-- Start of Supplied material --

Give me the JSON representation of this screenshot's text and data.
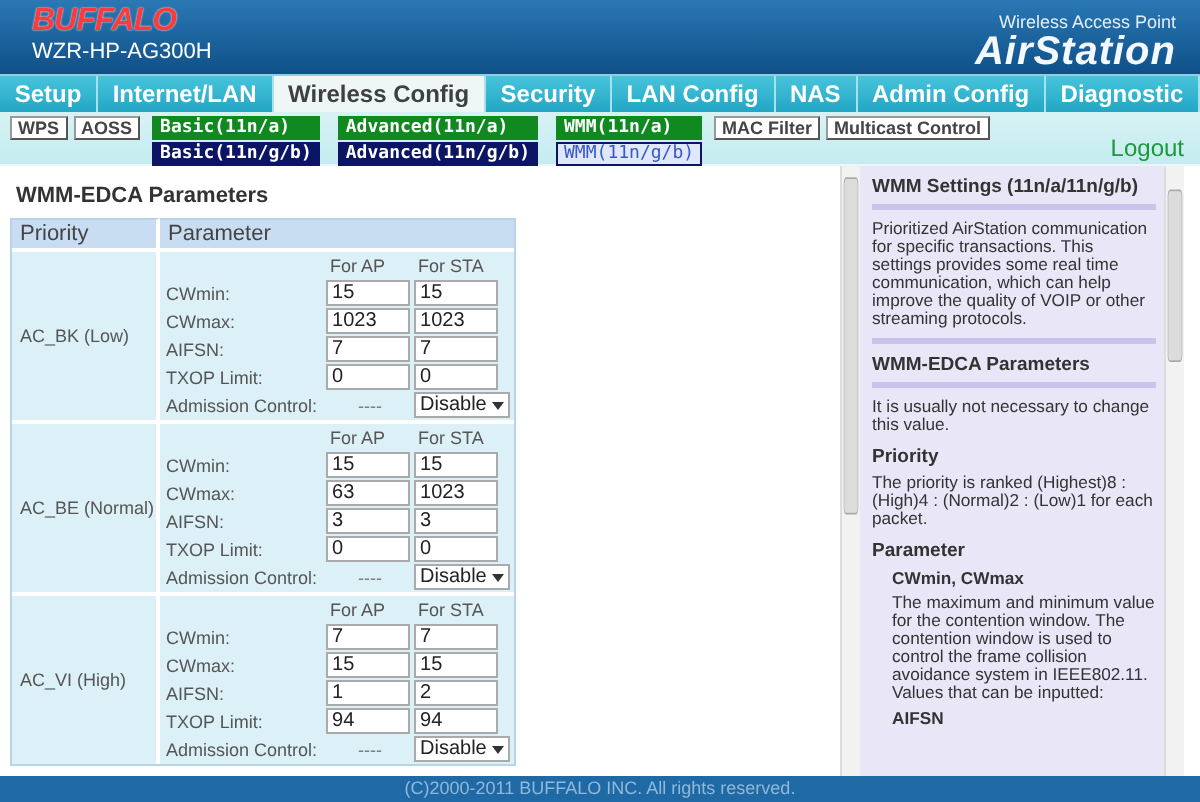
{
  "header": {
    "logo": "BUFFALO",
    "model": "WZR-HP-AG300H",
    "product_line": "Wireless Access Point",
    "product": "AirStation"
  },
  "tabs": [
    {
      "label": "Setup",
      "selected": false
    },
    {
      "label": "Internet/LAN",
      "selected": false
    },
    {
      "label": "Wireless Config",
      "selected": true
    },
    {
      "label": "Security",
      "selected": false
    },
    {
      "label": "LAN Config",
      "selected": false
    },
    {
      "label": "NAS",
      "selected": false
    },
    {
      "label": "Admin Config",
      "selected": false
    },
    {
      "label": "Diagnostic",
      "selected": false
    }
  ],
  "subnav": [
    {
      "kind": "button",
      "label": "WPS"
    },
    {
      "kind": "button",
      "label": "AOSS"
    },
    {
      "kind": "pair",
      "items": [
        {
          "label": "Basic(11n/a)",
          "color": "#108a20",
          "selected": false
        },
        {
          "label": "Basic(11n/g/b)",
          "color": "#0c1464",
          "selected": false
        }
      ]
    },
    {
      "kind": "pair",
      "items": [
        {
          "label": "Advanced(11n/a)",
          "color": "#108a20",
          "selected": false
        },
        {
          "label": "Advanced(11n/g/b)",
          "color": "#0c1464",
          "selected": false
        }
      ]
    },
    {
      "kind": "pair",
      "items": [
        {
          "label": "WMM(11n/a)",
          "color": "#108a20",
          "selected": false
        },
        {
          "label": "WMM(11n/g/b)",
          "color": "#0c1464",
          "selected": true
        }
      ]
    },
    {
      "kind": "button",
      "label": "MAC Filter"
    },
    {
      "kind": "button",
      "label": "Multicast Control"
    }
  ],
  "logout": "Logout",
  "section_title": "WMM-EDCA Parameters",
  "table": {
    "columns": [
      "Priority",
      "Parameter"
    ],
    "groups": [
      {
        "priority": "AC_BK (Low)",
        "headers": [
          "For AP",
          "For STA"
        ],
        "rows": [
          {
            "kind": "input",
            "label": "CWmin:",
            "ap": "15",
            "sta": "15"
          },
          {
            "kind": "input",
            "label": "CWmax:",
            "ap": "1023",
            "sta": "1023"
          },
          {
            "kind": "input",
            "label": "AIFSN:",
            "ap": "7",
            "sta": "7"
          },
          {
            "kind": "input",
            "label": "TXOP Limit:",
            "ap": "0",
            "sta": "0"
          },
          {
            "kind": "select",
            "label": "Admission Control:",
            "ap": "----",
            "sta": "Disable"
          }
        ]
      },
      {
        "priority": "AC_BE (Normal)",
        "headers": [
          "For AP",
          "For STA"
        ],
        "rows": [
          {
            "kind": "input",
            "label": "CWmin:",
            "ap": "15",
            "sta": "15"
          },
          {
            "kind": "input",
            "label": "CWmax:",
            "ap": "63",
            "sta": "1023"
          },
          {
            "kind": "input",
            "label": "AIFSN:",
            "ap": "3",
            "sta": "3"
          },
          {
            "kind": "input",
            "label": "TXOP Limit:",
            "ap": "0",
            "sta": "0"
          },
          {
            "kind": "select",
            "label": "Admission Control:",
            "ap": "----",
            "sta": "Disable"
          }
        ]
      },
      {
        "priority": "AC_VI (High)",
        "headers": [
          "For AP",
          "For STA"
        ],
        "rows": [
          {
            "kind": "input",
            "label": "CWmin:",
            "ap": "7",
            "sta": "7"
          },
          {
            "kind": "input",
            "label": "CWmax:",
            "ap": "15",
            "sta": "15"
          },
          {
            "kind": "input",
            "label": "AIFSN:",
            "ap": "1",
            "sta": "2"
          },
          {
            "kind": "input",
            "label": "TXOP Limit:",
            "ap": "94",
            "sta": "94"
          },
          {
            "kind": "select",
            "label": "Admission Control:",
            "ap": "----",
            "sta": "Disable"
          }
        ]
      }
    ]
  },
  "help": [
    {
      "kind": "title",
      "text": "WMM Settings (11n/a/11n/g/b)"
    },
    {
      "kind": "text",
      "text": "Prioritized AirStation communication for specific transactions. This settings provides some real time communication, which can help improve the quality of VOIP or other streaming protocols."
    },
    {
      "kind": "title",
      "text": "WMM-EDCA Parameters"
    },
    {
      "kind": "text",
      "text": "It is usually not necessary to change this value."
    },
    {
      "kind": "heading",
      "text": "Priority"
    },
    {
      "kind": "text",
      "text": "The priority is ranked (Highest)8 : (High)4 : (Normal)2 : (Low)1 for each packet."
    },
    {
      "kind": "heading",
      "text": "Parameter"
    },
    {
      "kind": "subheading",
      "text": "CWmin, CWmax"
    },
    {
      "kind": "subtext",
      "text": "The maximum and minimum value for the contention window. The contention window is used to control the frame collision avoidance system in IEEE802.11. Values that can be inputted:"
    },
    {
      "kind": "subheading",
      "text": "AIFSN"
    }
  ],
  "footer": "(C)2000-2011 BUFFALO INC. All rights reserved."
}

-- End of Supplied material --

■ **Objective**:
Pictures stay out; reproduce every line of the records exactly.

■ **Correct result**:
Give me the JSON representation of this screenshot's text and data.
{
  "header": {
    "logo": "BUFFALO",
    "model": "WZR-HP-AG300H",
    "product_line": "Wireless Access Point",
    "product": "AirStation"
  },
  "tabs": [
    {
      "label": "Setup",
      "selected": false
    },
    {
      "label": "Internet/LAN",
      "selected": false
    },
    {
      "label": "Wireless Config",
      "selected": true
    },
    {
      "label": "Security",
      "selected": false
    },
    {
      "label": "LAN Config",
      "selected": false
    },
    {
      "label": "NAS",
      "selected": false
    },
    {
      "label": "Admin Config",
      "selected": false
    },
    {
      "label": "Diagnostic",
      "selected": false
    }
  ],
  "subnav": [
    {
      "kind": "button",
      "label": "WPS"
    },
    {
      "kind": "button",
      "label": "AOSS"
    },
    {
      "kind": "pair",
      "items": [
        {
          "label": "Basic(11n/a)",
          "color": "#108a20",
          "selected": false
        },
        {
          "label": "Basic(11n/g/b)",
          "color": "#0c1464",
          "selected": false
        }
      ]
    },
    {
      "kind": "pair",
      "items": [
        {
          "label": "Advanced(11n/a)",
          "color": "#108a20",
          "selected": false
        },
        {
          "label": "Advanced(11n/g/b)",
          "color": "#0c1464",
          "selected": false
        }
      ]
    },
    {
      "kind": "pair",
      "items": [
        {
          "label": "WMM(11n/a)",
          "color": "#108a20",
          "selected": false
        },
        {
          "label": "WMM(11n/g/b)",
          "color": "#0c1464",
          "selected": true
        }
      ]
    },
    {
      "kind": "button",
      "label": "MAC Filter"
    },
    {
      "kind": "button",
      "label": "Multicast Control"
    }
  ],
  "logout": "Logout",
  "section_title": "WMM-EDCA Parameters",
  "table": {
    "columns": [
      "Priority",
      "Parameter"
    ],
    "groups": [
      {
        "priority": "AC_BK (Low)",
        "headers": [
          "For AP",
          "For STA"
        ],
        "rows": [
          {
            "kind": "input",
            "label": "CWmin:",
            "ap": "15",
            "sta": "15"
          },
          {
            "kind": "input",
            "label": "CWmax:",
            "ap": "1023",
            "sta": "1023"
          },
          {
            "kind": "input",
            "label": "AIFSN:",
            "ap": "7",
            "sta": "7"
          },
          {
            "kind": "input",
            "label": "TXOP Limit:",
            "ap": "0",
            "sta": "0"
          },
          {
            "kind": "select",
            "label": "Admission Control:",
            "ap": "----",
            "sta": "Disable"
          }
        ]
      },
      {
        "priority": "AC_BE (Normal)",
        "headers": [
          "For AP",
          "For STA"
        ],
        "rows": [
          {
            "kind": "input",
            "label": "CWmin:",
            "ap": "15",
            "sta": "15"
          },
          {
            "kind": "input",
            "label": "CWmax:",
            "ap": "63",
            "sta": "1023"
          },
          {
            "kind": "input",
            "label": "AIFSN:",
            "ap": "3",
            "sta": "3"
          },
          {
            "kind": "input",
            "label": "TXOP Limit:",
            "ap": "0",
            "sta": "0"
          },
          {
            "kind": "select",
            "label": "Admission Control:",
            "ap": "----",
            "sta": "Disable"
          }
        ]
      },
      {
        "priority": "AC_VI (High)",
        "headers": [
          "For AP",
          "For STA"
        ],
        "rows": [
          {
            "kind": "input",
            "label": "CWmin:",
            "ap": "7",
            "sta": "7"
          },
          {
            "kind": "input",
            "label": "CWmax:",
            "ap": "15",
            "sta": "15"
          },
          {
            "kind": "input",
            "label": "AIFSN:",
            "ap": "1",
            "sta": "2"
          },
          {
            "kind": "input",
            "label": "TXOP Limit:",
            "ap": "94",
            "sta": "94"
          },
          {
            "kind": "select",
            "label": "Admission Control:",
            "ap": "----",
            "sta": "Disable"
          }
        ]
      }
    ]
  },
  "help": [
    {
      "kind": "title",
      "text": "WMM Settings (11n/a/11n/g/b)"
    },
    {
      "kind": "text",
      "text": "Prioritized AirStation communication for specific transactions. This settings provides some real time communication, which can help improve the quality of VOIP or other streaming protocols."
    },
    {
      "kind": "title",
      "text": "WMM-EDCA Parameters"
    },
    {
      "kind": "text",
      "text": "It is usually not necessary to change this value."
    },
    {
      "kind": "heading",
      "text": "Priority"
    },
    {
      "kind": "text",
      "text": "The priority is ranked (Highest)8 : (High)4 : (Normal)2 : (Low)1 for each packet."
    },
    {
      "kind": "heading",
      "text": "Parameter"
    },
    {
      "kind": "subheading",
      "text": "CWmin, CWmax"
    },
    {
      "kind": "subtext",
      "text": "The maximum and minimum value for the contention window. The contention window is used to control the frame collision avoidance system in IEEE802.11. Values that can be inputted:"
    },
    {
      "kind": "subheading",
      "text": "AIFSN"
    }
  ],
  "footer": "(C)2000-2011 BUFFALO INC. All rights reserved."
}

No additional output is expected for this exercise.